*Records from a dataset*.
= = = = = = =

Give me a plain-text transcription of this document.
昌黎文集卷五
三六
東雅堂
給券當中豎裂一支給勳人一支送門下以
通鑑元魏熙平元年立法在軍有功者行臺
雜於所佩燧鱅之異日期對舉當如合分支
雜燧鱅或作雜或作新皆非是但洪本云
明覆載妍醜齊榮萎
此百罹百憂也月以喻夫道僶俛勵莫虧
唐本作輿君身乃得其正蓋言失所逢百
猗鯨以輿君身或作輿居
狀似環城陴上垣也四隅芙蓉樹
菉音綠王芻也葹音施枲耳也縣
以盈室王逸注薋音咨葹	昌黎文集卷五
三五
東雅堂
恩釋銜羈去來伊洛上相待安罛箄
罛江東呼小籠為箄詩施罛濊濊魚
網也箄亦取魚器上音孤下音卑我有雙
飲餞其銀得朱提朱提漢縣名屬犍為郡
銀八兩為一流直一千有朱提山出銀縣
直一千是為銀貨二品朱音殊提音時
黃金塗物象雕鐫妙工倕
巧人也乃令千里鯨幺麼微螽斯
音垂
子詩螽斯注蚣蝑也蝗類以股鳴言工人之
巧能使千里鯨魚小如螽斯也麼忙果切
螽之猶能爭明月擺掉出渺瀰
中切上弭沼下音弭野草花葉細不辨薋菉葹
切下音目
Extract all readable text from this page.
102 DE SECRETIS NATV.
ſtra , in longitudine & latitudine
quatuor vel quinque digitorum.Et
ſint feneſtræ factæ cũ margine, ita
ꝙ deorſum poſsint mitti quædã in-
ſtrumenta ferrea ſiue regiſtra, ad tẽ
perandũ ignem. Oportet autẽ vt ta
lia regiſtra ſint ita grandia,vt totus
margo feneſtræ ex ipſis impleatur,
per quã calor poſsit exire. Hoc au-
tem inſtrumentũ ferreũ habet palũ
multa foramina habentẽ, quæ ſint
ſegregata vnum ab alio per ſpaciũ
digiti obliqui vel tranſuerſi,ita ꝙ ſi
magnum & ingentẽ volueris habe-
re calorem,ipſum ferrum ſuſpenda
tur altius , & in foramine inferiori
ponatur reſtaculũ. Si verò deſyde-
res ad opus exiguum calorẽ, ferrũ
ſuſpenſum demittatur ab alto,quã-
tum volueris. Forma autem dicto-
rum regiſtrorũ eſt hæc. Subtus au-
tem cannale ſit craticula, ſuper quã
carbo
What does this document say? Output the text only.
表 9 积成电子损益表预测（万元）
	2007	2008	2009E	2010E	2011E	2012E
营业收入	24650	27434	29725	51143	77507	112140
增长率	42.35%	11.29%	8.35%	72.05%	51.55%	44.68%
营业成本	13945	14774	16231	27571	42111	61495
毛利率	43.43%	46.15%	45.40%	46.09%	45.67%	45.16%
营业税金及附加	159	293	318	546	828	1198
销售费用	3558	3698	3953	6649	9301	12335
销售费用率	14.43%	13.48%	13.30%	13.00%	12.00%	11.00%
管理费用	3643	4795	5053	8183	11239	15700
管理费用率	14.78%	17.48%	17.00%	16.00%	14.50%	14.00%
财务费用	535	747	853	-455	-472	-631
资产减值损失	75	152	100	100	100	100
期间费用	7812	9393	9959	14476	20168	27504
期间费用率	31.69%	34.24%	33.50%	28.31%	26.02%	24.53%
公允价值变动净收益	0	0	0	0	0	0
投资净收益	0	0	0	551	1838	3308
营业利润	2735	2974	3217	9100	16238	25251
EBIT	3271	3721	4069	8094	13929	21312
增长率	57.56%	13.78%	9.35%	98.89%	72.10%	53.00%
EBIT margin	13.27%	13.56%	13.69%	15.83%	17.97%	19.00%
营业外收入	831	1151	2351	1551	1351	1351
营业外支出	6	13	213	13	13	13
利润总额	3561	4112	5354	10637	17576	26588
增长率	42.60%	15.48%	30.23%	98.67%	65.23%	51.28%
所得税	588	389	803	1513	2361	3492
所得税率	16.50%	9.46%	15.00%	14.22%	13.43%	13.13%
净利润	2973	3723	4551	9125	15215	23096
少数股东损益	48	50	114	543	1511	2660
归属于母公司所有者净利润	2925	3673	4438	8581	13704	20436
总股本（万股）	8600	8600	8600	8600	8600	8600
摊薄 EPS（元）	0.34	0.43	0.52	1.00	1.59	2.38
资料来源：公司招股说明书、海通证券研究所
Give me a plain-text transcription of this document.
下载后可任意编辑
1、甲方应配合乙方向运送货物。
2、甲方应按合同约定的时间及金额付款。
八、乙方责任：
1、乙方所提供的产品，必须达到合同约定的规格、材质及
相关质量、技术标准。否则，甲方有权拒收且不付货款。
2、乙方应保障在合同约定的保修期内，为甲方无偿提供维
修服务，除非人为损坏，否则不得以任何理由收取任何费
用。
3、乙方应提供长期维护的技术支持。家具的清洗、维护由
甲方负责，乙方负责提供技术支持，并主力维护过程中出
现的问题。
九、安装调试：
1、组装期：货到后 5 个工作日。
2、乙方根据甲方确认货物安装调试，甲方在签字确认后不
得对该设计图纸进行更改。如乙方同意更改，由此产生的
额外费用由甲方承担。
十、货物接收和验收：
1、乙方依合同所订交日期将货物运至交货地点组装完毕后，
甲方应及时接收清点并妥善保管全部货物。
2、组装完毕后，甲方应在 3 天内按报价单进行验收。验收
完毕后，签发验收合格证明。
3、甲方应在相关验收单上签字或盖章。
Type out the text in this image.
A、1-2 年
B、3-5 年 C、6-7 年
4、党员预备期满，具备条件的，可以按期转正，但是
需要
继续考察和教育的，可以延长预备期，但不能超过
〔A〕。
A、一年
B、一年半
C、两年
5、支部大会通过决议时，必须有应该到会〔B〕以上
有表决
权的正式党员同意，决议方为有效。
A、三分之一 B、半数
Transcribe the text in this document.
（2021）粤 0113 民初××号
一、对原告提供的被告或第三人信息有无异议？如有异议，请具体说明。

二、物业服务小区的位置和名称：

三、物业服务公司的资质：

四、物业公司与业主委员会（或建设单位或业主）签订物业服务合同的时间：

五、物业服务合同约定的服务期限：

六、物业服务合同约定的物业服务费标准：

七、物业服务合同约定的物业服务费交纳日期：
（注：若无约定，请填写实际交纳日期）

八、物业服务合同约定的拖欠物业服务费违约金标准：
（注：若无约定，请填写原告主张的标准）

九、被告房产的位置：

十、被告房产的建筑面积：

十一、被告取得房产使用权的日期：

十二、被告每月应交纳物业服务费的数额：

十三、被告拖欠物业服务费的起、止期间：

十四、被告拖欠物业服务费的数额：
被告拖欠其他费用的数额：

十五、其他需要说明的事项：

= = = = = = =

*EXERCISE PROMPT*. Copy every line of the entries above in which "text" occurs.

*RESULT OF THE EXERCISE*.
Give me a plain-text transcription of this document.
Extract all readable text from this page.
What does this document say? Output the text only.
Give me a plain-text transcription of this document.
Type out the text in this image.
Transcribe the text in this document.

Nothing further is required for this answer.